Excerpt from a dataset
>> Start

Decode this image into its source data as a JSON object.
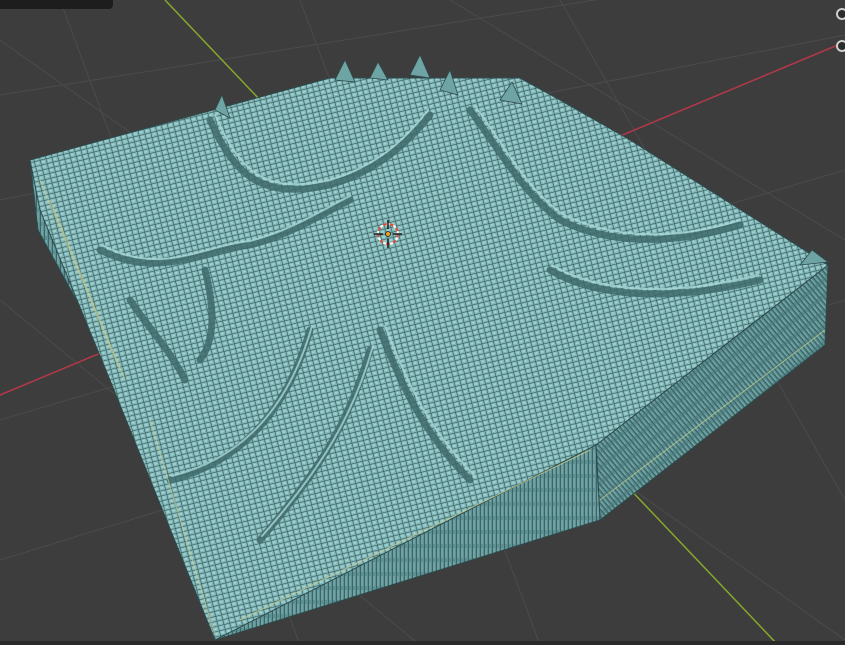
{
  "app": {
    "title": ""
  },
  "viewport": {
    "background": "#3d3d3d",
    "grid_color": "#4a4a4a",
    "x_axis_color": "#b43848",
    "y_axis_color": "#86a82b",
    "mesh_top_color": "#7fb5b6",
    "mesh_side_color": "#5b8e90",
    "mesh_edge_color": "#2d4a4c",
    "wire_highlight_color": "#c7c98a",
    "cursor_color": "#e05038",
    "origin_color": "#e8a020",
    "icons": [
      "3d-cursor-icon",
      "origin-point-icon",
      "navigation-gizmo-icon"
    ]
  }
}
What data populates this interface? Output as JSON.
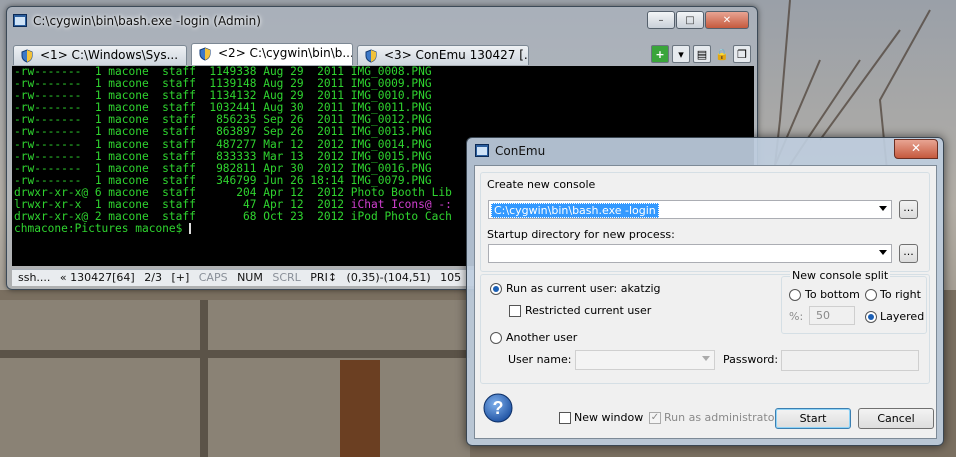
{
  "main_window": {
    "title": "C:\\cygwin\\bin\\bash.exe -login (Admin)",
    "tabs": [
      {
        "label": "<1>  C:\\Windows\\Sys..."
      },
      {
        "label": "<2> C:\\cygwin\\bin\\b..."
      },
      {
        "label": "<3> ConEmu 130427 [..."
      }
    ],
    "console_lines": [
      "-rw-------  1 macone  staff  1149338 Aug 29  2011 IMG_0008.PNG",
      "-rw-------  1 macone  staff  1139148 Aug 29  2011 IMG_0009.PNG",
      "-rw-------  1 macone  staff  1134132 Aug 29  2011 IMG_0010.PNG",
      "-rw-------  1 macone  staff  1032441 Aug 30  2011 IMG_0011.PNG",
      "-rw-------  1 macone  staff   856235 Sep 26  2011 IMG_0012.PNG",
      "-rw-------  1 macone  staff   863897 Sep 26  2011 IMG_0013.PNG",
      "-rw-------  1 macone  staff   487277 Mar 12  2012 IMG_0014.PNG",
      "-rw-------  1 macone  staff   833333 Mar 13  2012 IMG_0015.PNG",
      "-rw-------  1 macone  staff   982811 Apr 30  2012 IMG_0016.PNG",
      "-rw-------  1 macone  staff   346799 Jun 26 18:14 IMG_0079.PNG",
      "drwxr-xr-x@ 6 macone  staff      204 Apr 12  2012 Photo Booth Lib",
      "lrwxr-xr-x  1 macone  staff       47 Apr 12  2012 ",
      "drwxr-xr-x@ 2 macone  staff       68 Oct 23  2012 iPod Photo Cach"
    ],
    "console_link": "iChat Icons@ -:",
    "prompt": "chmacone:Pictures macone$ ",
    "status": {
      "proc": "ssh....",
      "ver": "« 130427[64]",
      "tab_pos": "2/3",
      "plus": "[+]",
      "caps": "CAPS",
      "num": "NUM",
      "scrl": "SCRL",
      "pri": "PRI↕",
      "coords": "(0,35)-(104,51)",
      "extra": "105"
    }
  },
  "dialog": {
    "title": "ConEmu",
    "close_label": "✕",
    "create_label": "Create new console",
    "command_value": "C:\\cygwin\\bin\\bash.exe -login",
    "dots_label": "...",
    "startup_label": "Startup directory for new process:",
    "startup_value": "",
    "run_current_label": "Run as current user: akatzig",
    "restricted_label": "Restricted current user",
    "another_user_label": "Another user",
    "user_name_label": "User name:",
    "password_label": "Password:",
    "split_label": "New console split",
    "to_bottom_label": "To bottom",
    "to_right_label": "To right",
    "percent_label": "%:",
    "percent_value": "50",
    "layered_label": "Layered",
    "new_window_label": "New window",
    "run_admin_label": "Run as administrator",
    "start_label": "Start",
    "cancel_label": "Cancel"
  },
  "colors": {
    "console_text": "#2fd42f",
    "console_link": "#d040d0",
    "selection": "#3399ff"
  }
}
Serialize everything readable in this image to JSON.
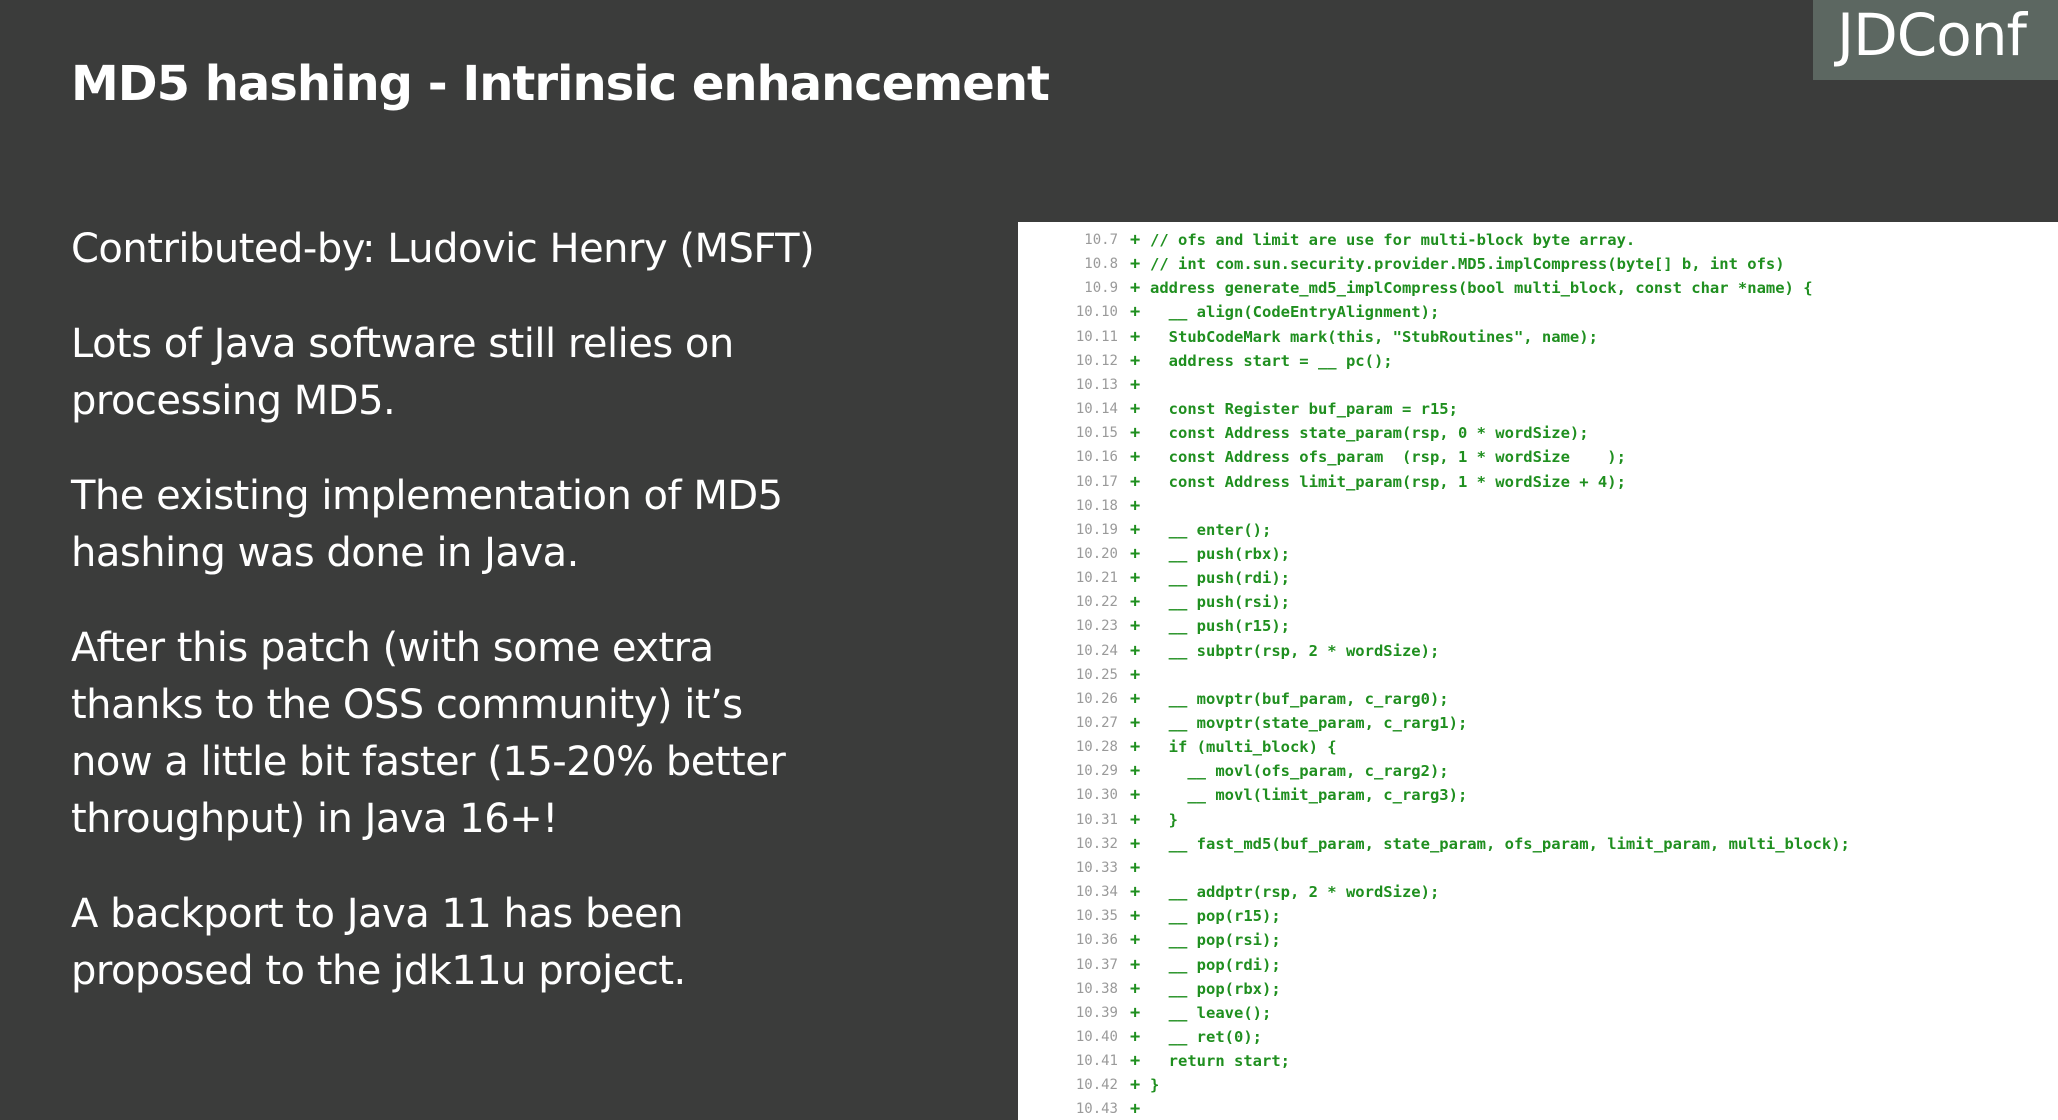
{
  "slide": {
    "title": "MD5 hashing - Intrinsic enhancement",
    "logo": "JDConf",
    "bullets": [
      "Contributed-by: Ludovic Henry (MSFT)",
      "Lots of Java software still relies on\nprocessing MD5.",
      "The existing implementation of MD5\nhashing was done in Java.",
      "After this patch (with some extra\nthanks to the OSS community) it’s\nnow a little bit faster (15-20% better\nthroughput) in Java 16+!",
      "A backport to Java 11 has been\nproposed to the jdk11u project."
    ]
  },
  "code": {
    "lines": [
      {
        "ln": "10.7",
        "mark": "+",
        "text": "// ofs and limit are use for multi-block byte array."
      },
      {
        "ln": "10.8",
        "mark": "+",
        "text": "// int com.sun.security.provider.MD5.implCompress(byte[] b, int ofs)"
      },
      {
        "ln": "10.9",
        "mark": "+",
        "text": "address generate_md5_implCompress(bool multi_block, const char *name) {"
      },
      {
        "ln": "10.10",
        "mark": "+",
        "text": "  __ align(CodeEntryAlignment);"
      },
      {
        "ln": "10.11",
        "mark": "+",
        "text": "  StubCodeMark mark(this, \"StubRoutines\", name);"
      },
      {
        "ln": "10.12",
        "mark": "+",
        "text": "  address start = __ pc();"
      },
      {
        "ln": "10.13",
        "mark": "+",
        "text": ""
      },
      {
        "ln": "10.14",
        "mark": "+",
        "text": "  const Register buf_param = r15;"
      },
      {
        "ln": "10.15",
        "mark": "+",
        "text": "  const Address state_param(rsp, 0 * wordSize);"
      },
      {
        "ln": "10.16",
        "mark": "+",
        "text": "  const Address ofs_param  (rsp, 1 * wordSize    );"
      },
      {
        "ln": "10.17",
        "mark": "+",
        "text": "  const Address limit_param(rsp, 1 * wordSize + 4);"
      },
      {
        "ln": "10.18",
        "mark": "+",
        "text": ""
      },
      {
        "ln": "10.19",
        "mark": "+",
        "text": "  __ enter();"
      },
      {
        "ln": "10.20",
        "mark": "+",
        "text": "  __ push(rbx);"
      },
      {
        "ln": "10.21",
        "mark": "+",
        "text": "  __ push(rdi);"
      },
      {
        "ln": "10.22",
        "mark": "+",
        "text": "  __ push(rsi);"
      },
      {
        "ln": "10.23",
        "mark": "+",
        "text": "  __ push(r15);"
      },
      {
        "ln": "10.24",
        "mark": "+",
        "text": "  __ subptr(rsp, 2 * wordSize);"
      },
      {
        "ln": "10.25",
        "mark": "+",
        "text": ""
      },
      {
        "ln": "10.26",
        "mark": "+",
        "text": "  __ movptr(buf_param, c_rarg0);"
      },
      {
        "ln": "10.27",
        "mark": "+",
        "text": "  __ movptr(state_param, c_rarg1);"
      },
      {
        "ln": "10.28",
        "mark": "+",
        "text": "  if (multi_block) {"
      },
      {
        "ln": "10.29",
        "mark": "+",
        "text": "    __ movl(ofs_param, c_rarg2);"
      },
      {
        "ln": "10.30",
        "mark": "+",
        "text": "    __ movl(limit_param, c_rarg3);"
      },
      {
        "ln": "10.31",
        "mark": "+",
        "text": "  }"
      },
      {
        "ln": "10.32",
        "mark": "+",
        "text": "  __ fast_md5(buf_param, state_param, ofs_param, limit_param, multi_block);"
      },
      {
        "ln": "10.33",
        "mark": "+",
        "text": ""
      },
      {
        "ln": "10.34",
        "mark": "+",
        "text": "  __ addptr(rsp, 2 * wordSize);"
      },
      {
        "ln": "10.35",
        "mark": "+",
        "text": "  __ pop(r15);"
      },
      {
        "ln": "10.36",
        "mark": "+",
        "text": "  __ pop(rsi);"
      },
      {
        "ln": "10.37",
        "mark": "+",
        "text": "  __ pop(rdi);"
      },
      {
        "ln": "10.38",
        "mark": "+",
        "text": "  __ pop(rbx);"
      },
      {
        "ln": "10.39",
        "mark": "+",
        "text": "  __ leave();"
      },
      {
        "ln": "10.40",
        "mark": "+",
        "text": "  __ ret(0);"
      },
      {
        "ln": "10.41",
        "mark": "+",
        "text": "  return start;"
      },
      {
        "ln": "10.42",
        "mark": "+",
        "text": "}"
      },
      {
        "ln": "10.43",
        "mark": "+",
        "text": ""
      }
    ]
  }
}
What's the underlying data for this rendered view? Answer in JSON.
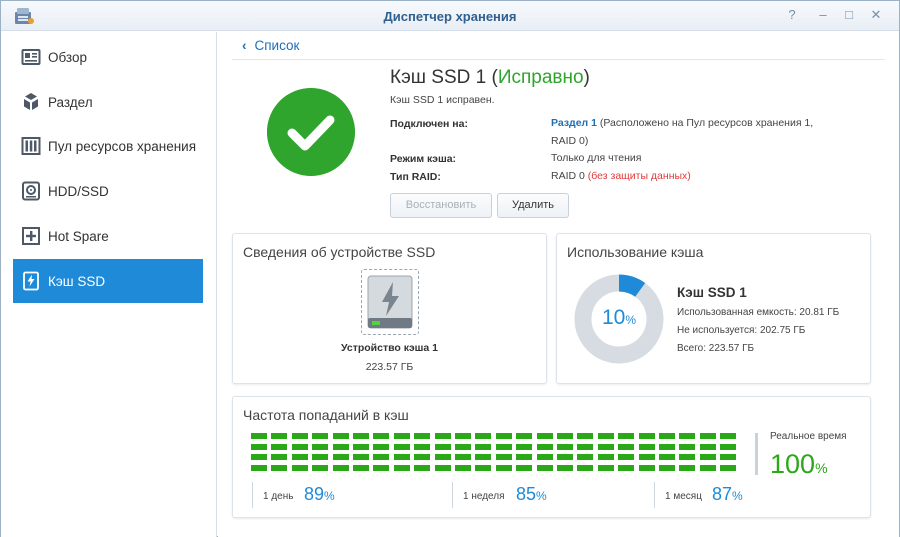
{
  "window": {
    "title": "Диспетчер хранения",
    "controls": [
      "?",
      "–",
      "□",
      "✕"
    ]
  },
  "sidebar": {
    "items": [
      {
        "label": "Обзор",
        "icon": "overview-icon",
        "active": false
      },
      {
        "label": "Раздел",
        "icon": "volume-icon",
        "active": false
      },
      {
        "label": "Пул ресурсов хранения",
        "icon": "storage-pool-icon",
        "active": false
      },
      {
        "label": "HDD/SSD",
        "icon": "disk-icon",
        "active": false
      },
      {
        "label": "Hot Spare",
        "icon": "hot-spare-icon",
        "active": false
      },
      {
        "label": "Кэш SSD",
        "icon": "ssd-cache-icon",
        "active": true
      }
    ]
  },
  "main": {
    "back_label": "Список",
    "cache": {
      "name": "Кэш SSD 1",
      "status": "Исправно",
      "status_line": "Кэш SSD 1 исправен.",
      "connected_label": "Подключен на:",
      "connected_volume": "Раздел 1",
      "connected_detail": "(Расположено на Пул ресурсов хранения 1, RAID 0)",
      "mode_label": "Режим кэша:",
      "mode_value": "Только для чтения",
      "raid_label": "Тип RAID:",
      "raid_value": "RAID 0",
      "raid_note": "(без защиты данных)"
    },
    "buttons": {
      "restore": "Восстановить",
      "delete": "Удалить"
    },
    "device_panel": {
      "title": "Сведения об устройстве SSD",
      "device_name": "Устройство кэша 1",
      "device_size": "223.57 ГБ"
    },
    "usage_panel": {
      "title": "Использование кэша",
      "percent": "10",
      "percent_unit": "%",
      "percent_value": 0.1,
      "cache_name": "Кэш SSD 1",
      "used": "Использованная емкость: 20.81 ГБ",
      "unused": "Не используется: 202.75 ГБ",
      "total": "Всего: 223.57 ГБ"
    },
    "hit_panel": {
      "title": "Частота попаданий в кэш",
      "realtime_label": "Реальное время",
      "realtime_value": "100",
      "realtime_unit": "%",
      "periods": [
        {
          "label": "1 день",
          "value": "89",
          "unit": "%"
        },
        {
          "label": "1 неделя",
          "value": "85",
          "unit": "%"
        },
        {
          "label": "1 месяц",
          "value": "87",
          "unit": "%"
        }
      ]
    }
  },
  "colors": {
    "accent": "#1f8ad8",
    "ok_green": "#2da52a",
    "warning_red": "#e03b3b",
    "usage_ring": "#d6dce2"
  }
}
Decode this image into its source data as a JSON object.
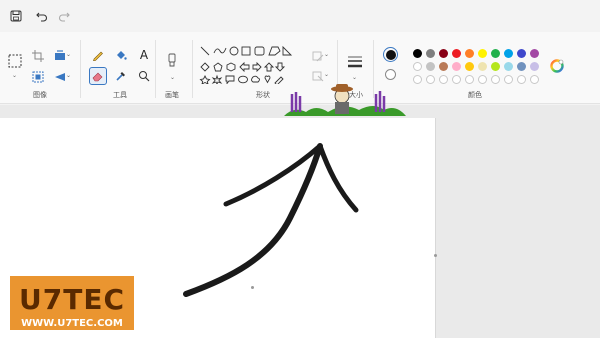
{
  "ribbon": {
    "groups": {
      "image": "图像",
      "tools": "工具",
      "brushes": "画笔",
      "shapes": "形状",
      "size": "大小",
      "colors": "颜色"
    }
  },
  "colors": {
    "selected_primary": "#111111",
    "selected_secondary": "#ffffff",
    "palette_row1": [
      "#000000",
      "#7f7f7f",
      "#880015",
      "#ed1c24",
      "#ff7f27",
      "#fff200",
      "#22b14c",
      "#00a2e8",
      "#3f48cc",
      "#a349a4"
    ],
    "palette_row2": [
      "#ffffff",
      "#c3c3c3",
      "#b97a57",
      "#ffaec9",
      "#ffc90e",
      "#efe4b0",
      "#b5e61d",
      "#99d9ea",
      "#7092be",
      "#c8bfe7"
    ],
    "accent": "#0067c0"
  },
  "watermark": {
    "brand": "U7TEC",
    "url": "WWW.U7TEC.COM"
  },
  "icons": [
    "save-icon",
    "undo-icon",
    "redo-icon",
    "select-icon",
    "crop-icon",
    "resize-icon",
    "rotate-icon",
    "pencil-icon",
    "fill-icon",
    "text-icon",
    "eraser-icon",
    "color-picker-icon",
    "magnifier-icon",
    "brush-icon",
    "outline-icon",
    "fill-style-icon",
    "size-icon",
    "edit-colors-icon"
  ]
}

>> End

Given task: Copy every line above that includes the string "this".

The output:
Decode this image into its source data as a JSON object.
What data populates this interface? Output as JSON.
Serialize everything readable in this image to JSON.
      "After this patch (with some extra\nthanks to the OSS community) it’s\nnow a little bit faster (15-20% better\nthroughput) in Java 16+!",
        "text": "  StubCodeMark mark(this, \"StubRoutines\", name);"
What's the underlying data for this rendered view? Answer in JSON.
Decode this image into its source data as a JSON object.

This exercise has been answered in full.